> TASK GOAL: Identify the lines holding "center" and copy them.

> THE DATA:
::::::::

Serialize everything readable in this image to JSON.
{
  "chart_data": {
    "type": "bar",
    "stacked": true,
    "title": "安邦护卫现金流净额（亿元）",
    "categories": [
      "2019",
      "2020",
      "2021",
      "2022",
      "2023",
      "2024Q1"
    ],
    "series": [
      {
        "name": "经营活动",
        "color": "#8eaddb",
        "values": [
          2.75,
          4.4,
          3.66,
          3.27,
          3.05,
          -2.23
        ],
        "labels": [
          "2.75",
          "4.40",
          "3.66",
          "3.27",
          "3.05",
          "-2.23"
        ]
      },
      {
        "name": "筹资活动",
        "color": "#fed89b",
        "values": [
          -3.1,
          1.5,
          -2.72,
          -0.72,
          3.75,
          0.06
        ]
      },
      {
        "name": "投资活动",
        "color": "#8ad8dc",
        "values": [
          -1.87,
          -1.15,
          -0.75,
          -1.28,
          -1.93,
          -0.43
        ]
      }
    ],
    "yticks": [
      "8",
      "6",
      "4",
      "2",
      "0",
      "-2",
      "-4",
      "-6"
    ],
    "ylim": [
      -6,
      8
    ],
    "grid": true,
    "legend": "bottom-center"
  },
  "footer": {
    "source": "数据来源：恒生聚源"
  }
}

::::::::

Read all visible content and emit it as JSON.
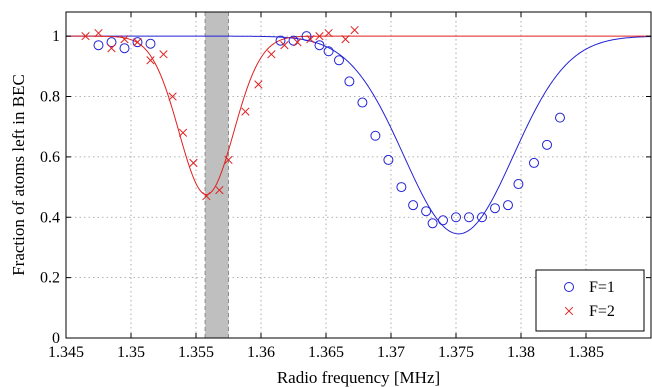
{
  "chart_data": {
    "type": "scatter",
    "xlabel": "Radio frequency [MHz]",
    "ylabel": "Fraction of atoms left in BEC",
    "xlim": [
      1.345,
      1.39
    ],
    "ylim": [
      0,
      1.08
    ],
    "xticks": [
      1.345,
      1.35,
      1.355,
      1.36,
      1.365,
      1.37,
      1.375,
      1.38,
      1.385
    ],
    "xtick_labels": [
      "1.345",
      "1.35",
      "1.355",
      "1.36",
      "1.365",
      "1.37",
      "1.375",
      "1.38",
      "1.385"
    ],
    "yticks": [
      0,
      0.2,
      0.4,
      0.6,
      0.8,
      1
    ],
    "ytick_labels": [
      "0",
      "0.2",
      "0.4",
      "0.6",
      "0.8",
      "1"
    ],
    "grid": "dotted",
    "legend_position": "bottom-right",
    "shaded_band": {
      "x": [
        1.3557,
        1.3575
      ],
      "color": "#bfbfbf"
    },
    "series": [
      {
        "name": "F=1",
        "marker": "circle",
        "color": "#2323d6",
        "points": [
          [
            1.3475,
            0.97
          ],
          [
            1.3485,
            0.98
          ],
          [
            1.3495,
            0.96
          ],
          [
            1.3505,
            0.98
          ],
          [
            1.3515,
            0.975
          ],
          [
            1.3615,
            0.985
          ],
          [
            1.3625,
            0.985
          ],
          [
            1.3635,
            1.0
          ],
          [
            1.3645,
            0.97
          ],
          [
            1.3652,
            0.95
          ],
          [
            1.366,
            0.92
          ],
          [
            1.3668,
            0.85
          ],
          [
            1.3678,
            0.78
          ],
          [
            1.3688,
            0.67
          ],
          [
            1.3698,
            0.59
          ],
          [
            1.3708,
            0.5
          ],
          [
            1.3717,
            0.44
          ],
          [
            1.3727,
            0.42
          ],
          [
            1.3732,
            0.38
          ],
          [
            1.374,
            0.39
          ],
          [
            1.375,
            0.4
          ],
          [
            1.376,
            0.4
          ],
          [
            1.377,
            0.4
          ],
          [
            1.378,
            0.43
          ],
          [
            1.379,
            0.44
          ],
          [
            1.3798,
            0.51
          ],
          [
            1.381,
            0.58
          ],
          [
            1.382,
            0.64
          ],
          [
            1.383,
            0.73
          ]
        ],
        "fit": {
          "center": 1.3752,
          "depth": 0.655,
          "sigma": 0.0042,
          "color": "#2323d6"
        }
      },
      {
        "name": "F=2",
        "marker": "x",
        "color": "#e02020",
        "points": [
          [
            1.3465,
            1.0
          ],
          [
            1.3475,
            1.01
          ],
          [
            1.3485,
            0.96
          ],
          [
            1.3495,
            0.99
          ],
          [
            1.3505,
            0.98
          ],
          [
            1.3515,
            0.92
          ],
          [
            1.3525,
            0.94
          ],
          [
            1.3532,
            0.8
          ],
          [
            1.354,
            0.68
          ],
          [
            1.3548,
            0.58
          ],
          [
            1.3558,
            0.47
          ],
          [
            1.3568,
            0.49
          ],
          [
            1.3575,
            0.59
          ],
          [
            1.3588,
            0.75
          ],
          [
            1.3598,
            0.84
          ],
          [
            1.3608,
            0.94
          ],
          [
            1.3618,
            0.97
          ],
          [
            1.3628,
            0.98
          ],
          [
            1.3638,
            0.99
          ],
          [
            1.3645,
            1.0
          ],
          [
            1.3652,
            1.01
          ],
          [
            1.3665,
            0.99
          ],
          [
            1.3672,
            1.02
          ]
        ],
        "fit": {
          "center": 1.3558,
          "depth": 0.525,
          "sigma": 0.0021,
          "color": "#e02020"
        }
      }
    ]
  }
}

::::::::

> THE OUTPUT:
    "legend": "bottom-center"
          "center": 1.3752,
          "center": 1.3558,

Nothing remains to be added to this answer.